Raw records
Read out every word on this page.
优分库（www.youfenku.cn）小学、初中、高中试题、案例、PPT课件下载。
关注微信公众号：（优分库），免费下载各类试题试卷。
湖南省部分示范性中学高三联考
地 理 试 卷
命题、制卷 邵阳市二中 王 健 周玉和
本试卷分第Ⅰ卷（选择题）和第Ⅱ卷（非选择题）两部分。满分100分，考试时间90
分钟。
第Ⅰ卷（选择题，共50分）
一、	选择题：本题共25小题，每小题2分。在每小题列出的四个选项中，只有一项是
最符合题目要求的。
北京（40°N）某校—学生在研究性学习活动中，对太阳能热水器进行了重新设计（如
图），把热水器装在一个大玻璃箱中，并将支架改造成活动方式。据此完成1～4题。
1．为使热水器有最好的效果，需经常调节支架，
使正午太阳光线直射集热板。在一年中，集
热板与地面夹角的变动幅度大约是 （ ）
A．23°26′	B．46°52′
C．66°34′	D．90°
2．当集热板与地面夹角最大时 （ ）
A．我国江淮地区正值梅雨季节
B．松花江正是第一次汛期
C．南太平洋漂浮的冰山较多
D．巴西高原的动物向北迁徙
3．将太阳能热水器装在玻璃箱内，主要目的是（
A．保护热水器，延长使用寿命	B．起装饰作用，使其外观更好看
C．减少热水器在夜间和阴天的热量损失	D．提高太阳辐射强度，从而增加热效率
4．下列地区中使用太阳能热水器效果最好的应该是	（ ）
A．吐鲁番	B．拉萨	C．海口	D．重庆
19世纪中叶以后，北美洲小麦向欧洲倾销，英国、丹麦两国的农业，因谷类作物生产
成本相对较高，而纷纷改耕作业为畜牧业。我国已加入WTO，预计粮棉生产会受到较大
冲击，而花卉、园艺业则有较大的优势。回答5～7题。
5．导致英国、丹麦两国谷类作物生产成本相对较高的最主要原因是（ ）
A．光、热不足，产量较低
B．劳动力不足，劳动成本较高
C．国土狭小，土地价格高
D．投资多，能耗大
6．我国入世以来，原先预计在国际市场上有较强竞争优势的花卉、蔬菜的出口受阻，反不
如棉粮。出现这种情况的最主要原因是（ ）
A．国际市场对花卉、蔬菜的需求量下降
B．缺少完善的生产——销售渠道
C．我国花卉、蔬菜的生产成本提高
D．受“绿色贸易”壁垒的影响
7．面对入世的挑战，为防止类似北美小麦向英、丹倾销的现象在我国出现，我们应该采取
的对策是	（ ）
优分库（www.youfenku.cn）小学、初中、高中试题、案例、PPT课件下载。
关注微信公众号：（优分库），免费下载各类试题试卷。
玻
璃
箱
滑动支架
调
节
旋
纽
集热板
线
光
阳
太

- Stated exercise -
Emit the full listing verbatim.

- Solution for this exercise -
Read out every word on this page.
优分库（www.youfenku.cn）小学、初中、高中试题、案例、PPT课件下载。
关注微信公众号：（优分库），免费下载各类试题试卷。
湖南省部分示范性中学高三联考
地 理 试 卷
命题、制卷 邵阳市二中 王 健 周玉和
本试卷分第Ⅰ卷（选择题）和第Ⅱ卷（非选择题）两部分。满分100分，考试时间90
分钟。
第Ⅰ卷（选择题，共50分）
一、	选择题：本题共25小题，每小题2分。在每小题列出的四个选项中，只有一项是
最符合题目要求的。
北京（40°N）某校—学生在研究性学习活动中，对太阳能热水器进行了重新设计（如
图），把热水器装在一个大玻璃箱中，并将支架改造成活动方式。据此完成1～4题。
1．为使热水器有最好的效果，需经常调节支架，
使正午太阳光线直射集热板。在一年中，集
热板与地面夹角的变动幅度大约是 （ ）
A．23°26′	B．46°52′
C．66°34′	D．90°
2．当集热板与地面夹角最大时 （ ）
A．我国江淮地区正值梅雨季节
B．松花江正是第一次汛期
C．南太平洋漂浮的冰山较多
D．巴西高原的动物向北迁徙
3．将太阳能热水器装在玻璃箱内，主要目的是（
A．保护热水器，延长使用寿命	B．起装饰作用，使其外观更好看
C．减少热水器在夜间和阴天的热量损失	D．提高太阳辐射强度，从而增加热效率
4．下列地区中使用太阳能热水器效果最好的应该是	（ ）
A．吐鲁番	B．拉萨	C．海口	D．重庆
19世纪中叶以后，北美洲小麦向欧洲倾销，英国、丹麦两国的农业，因谷类作物生产
成本相对较高，而纷纷改耕作业为畜牧业。我国已加入WTO，预计粮棉生产会受到较大
冲击，而花卉、园艺业则有较大的优势。回答5～7题。
5．导致英国、丹麦两国谷类作物生产成本相对较高的最主要原因是（ ）
A．光、热不足，产量较低
B．劳动力不足，劳动成本较高
C．国土狭小，土地价格高
D．投资多，能耗大
6．我国入世以来，原先预计在国际市场上有较强竞争优势的花卉、蔬菜的出口受阻，反不
如棉粮。出现这种情况的最主要原因是（ ）
A．国际市场对花卉、蔬菜的需求量下降
B．缺少完善的生产——销售渠道
C．我国花卉、蔬菜的生产成本提高
D．受“绿色贸易”壁垒的影响
7．面对入世的挑战，为防止类似北美小麦向英、丹倾销的现象在我国出现，我们应该采取
的对策是	（ ）
优分库（www.youfenku.cn）小学、初中、高中试题、案例、PPT课件下载。
关注微信公众号：（优分库），免费下载各类试题试卷。
玻
璃
箱
滑动支架
调
节
旋
纽
集热板
线
光
阳
太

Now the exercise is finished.